Exercise brief:
From the entries below, gather every line containing the string "Access".

--- Listed records ---

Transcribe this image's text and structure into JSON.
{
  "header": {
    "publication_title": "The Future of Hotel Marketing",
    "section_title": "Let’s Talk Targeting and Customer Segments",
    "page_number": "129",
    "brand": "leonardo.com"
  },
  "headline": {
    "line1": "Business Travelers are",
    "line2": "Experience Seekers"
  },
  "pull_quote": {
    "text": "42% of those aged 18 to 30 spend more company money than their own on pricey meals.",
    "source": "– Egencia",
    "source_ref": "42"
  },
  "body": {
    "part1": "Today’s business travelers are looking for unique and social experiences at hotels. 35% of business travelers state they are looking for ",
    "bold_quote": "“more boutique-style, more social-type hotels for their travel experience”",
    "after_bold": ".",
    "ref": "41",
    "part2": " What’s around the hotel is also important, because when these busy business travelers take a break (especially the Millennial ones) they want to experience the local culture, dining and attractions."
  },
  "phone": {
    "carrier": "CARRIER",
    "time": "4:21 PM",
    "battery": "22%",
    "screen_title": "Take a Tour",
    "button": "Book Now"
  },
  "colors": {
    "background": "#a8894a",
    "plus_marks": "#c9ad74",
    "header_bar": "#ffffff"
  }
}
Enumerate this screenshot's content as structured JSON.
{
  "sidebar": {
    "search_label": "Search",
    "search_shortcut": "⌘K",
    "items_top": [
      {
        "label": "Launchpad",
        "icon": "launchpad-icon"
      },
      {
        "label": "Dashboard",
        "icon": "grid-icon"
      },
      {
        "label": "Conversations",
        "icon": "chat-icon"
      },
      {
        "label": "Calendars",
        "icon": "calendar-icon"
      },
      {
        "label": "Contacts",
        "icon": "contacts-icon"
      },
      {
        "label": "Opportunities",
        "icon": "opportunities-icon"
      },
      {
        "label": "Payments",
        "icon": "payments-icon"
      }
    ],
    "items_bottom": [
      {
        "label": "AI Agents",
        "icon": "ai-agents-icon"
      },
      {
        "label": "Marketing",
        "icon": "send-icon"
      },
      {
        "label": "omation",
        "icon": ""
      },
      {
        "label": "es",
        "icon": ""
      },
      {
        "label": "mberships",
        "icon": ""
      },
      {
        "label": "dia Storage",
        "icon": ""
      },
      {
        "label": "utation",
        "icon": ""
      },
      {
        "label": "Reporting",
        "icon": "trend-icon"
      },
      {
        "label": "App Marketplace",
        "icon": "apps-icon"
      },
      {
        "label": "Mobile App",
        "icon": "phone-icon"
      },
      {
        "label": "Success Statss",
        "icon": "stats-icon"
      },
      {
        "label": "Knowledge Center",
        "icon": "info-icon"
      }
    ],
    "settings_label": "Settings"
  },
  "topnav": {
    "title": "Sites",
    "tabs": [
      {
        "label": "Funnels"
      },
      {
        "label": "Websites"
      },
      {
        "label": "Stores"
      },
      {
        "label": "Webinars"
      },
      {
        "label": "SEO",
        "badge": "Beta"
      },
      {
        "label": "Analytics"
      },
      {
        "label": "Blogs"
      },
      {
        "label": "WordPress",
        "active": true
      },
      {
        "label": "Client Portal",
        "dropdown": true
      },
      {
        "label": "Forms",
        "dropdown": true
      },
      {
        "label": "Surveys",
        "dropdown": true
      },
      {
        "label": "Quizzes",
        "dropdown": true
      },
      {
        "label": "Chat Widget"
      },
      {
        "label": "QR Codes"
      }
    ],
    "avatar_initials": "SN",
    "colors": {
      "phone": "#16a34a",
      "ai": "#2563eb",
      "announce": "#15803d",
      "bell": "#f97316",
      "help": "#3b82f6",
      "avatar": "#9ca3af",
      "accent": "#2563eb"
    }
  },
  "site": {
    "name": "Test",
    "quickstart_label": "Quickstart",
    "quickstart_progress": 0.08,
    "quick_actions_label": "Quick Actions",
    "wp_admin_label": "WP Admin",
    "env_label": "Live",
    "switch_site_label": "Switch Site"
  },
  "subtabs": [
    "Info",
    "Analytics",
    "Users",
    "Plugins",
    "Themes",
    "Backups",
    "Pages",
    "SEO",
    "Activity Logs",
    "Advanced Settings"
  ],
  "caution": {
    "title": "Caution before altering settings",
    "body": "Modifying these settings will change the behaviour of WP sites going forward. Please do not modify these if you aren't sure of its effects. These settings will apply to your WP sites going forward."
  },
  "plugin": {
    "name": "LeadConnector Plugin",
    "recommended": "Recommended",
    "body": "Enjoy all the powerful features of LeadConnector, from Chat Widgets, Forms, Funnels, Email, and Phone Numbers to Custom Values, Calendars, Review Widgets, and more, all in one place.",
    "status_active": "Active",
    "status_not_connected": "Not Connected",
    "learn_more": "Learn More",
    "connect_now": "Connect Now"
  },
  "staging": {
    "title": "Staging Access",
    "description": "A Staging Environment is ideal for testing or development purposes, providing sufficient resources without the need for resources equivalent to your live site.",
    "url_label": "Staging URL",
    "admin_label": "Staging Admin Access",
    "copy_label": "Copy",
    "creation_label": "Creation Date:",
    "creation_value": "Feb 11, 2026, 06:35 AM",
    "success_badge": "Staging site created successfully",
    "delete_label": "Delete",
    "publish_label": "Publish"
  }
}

---

Output of the exercise:
    "title": "Staging Access",
    "admin_label": "Staging Admin Access",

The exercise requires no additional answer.